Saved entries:
## Start
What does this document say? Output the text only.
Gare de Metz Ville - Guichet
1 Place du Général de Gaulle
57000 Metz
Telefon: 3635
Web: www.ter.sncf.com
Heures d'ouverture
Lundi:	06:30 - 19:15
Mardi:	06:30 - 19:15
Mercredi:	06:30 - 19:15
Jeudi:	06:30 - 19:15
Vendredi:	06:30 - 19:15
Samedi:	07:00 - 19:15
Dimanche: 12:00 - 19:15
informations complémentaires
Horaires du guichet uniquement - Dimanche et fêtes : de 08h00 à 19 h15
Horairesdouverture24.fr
## End
[Directions]:
The lines above should be duplicated exactly.

[Written answer]:
What does this document say? Output the text only.
Gare de Metz Ville - Guichet
1 Place du Général de Gaulle
57000 Metz
Telefon: 3635
Web: www.ter.sncf.com
Heures d'ouverture
Lundi:	06:30 - 19:15
Mardi:	06:30 - 19:15
Mercredi:	06:30 - 19:15
Jeudi:	06:30 - 19:15
Vendredi:	06:30 - 19:15
Samedi:	07:00 - 19:15
Dimanche: 12:00 - 19:15
informations complémentaires
Horaires du guichet uniquement - Dimanche et fêtes : de 08h00 à 19 h15
Horairesdouverture24.fr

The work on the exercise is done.